### TO DO
Reproduce every record below exactly as it appears.

Data records
▼

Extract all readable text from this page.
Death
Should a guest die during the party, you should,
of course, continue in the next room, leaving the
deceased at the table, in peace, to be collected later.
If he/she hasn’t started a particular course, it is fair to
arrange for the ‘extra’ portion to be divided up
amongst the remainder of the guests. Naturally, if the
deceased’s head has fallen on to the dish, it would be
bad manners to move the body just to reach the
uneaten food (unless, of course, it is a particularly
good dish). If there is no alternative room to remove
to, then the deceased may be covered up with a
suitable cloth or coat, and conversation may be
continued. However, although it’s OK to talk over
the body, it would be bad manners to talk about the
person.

▲

### WRITTEN RESPONSE
Extract all readable text from this page.
Death
Should a guest die during the party, you should,
of course, continue in the next room, leaving the
deceased at the table, in peace, to be collected later.
If he/she hasn’t started a particular course, it is fair to
arrange for the ‘extra’ portion to be divided up
amongst the remainder of the guests. Naturally, if the
deceased’s head has fallen on to the dish, it would be
bad manners to move the body just to reach the
uneaten food (unless, of course, it is a particularly
good dish). If there is no alternative room to remove
to, then the deceased may be covered up with a
suitable cloth or coat, and conversation may be
continued. However, although it’s OK to talk over
the body, it would be bad manners to talk about the
person.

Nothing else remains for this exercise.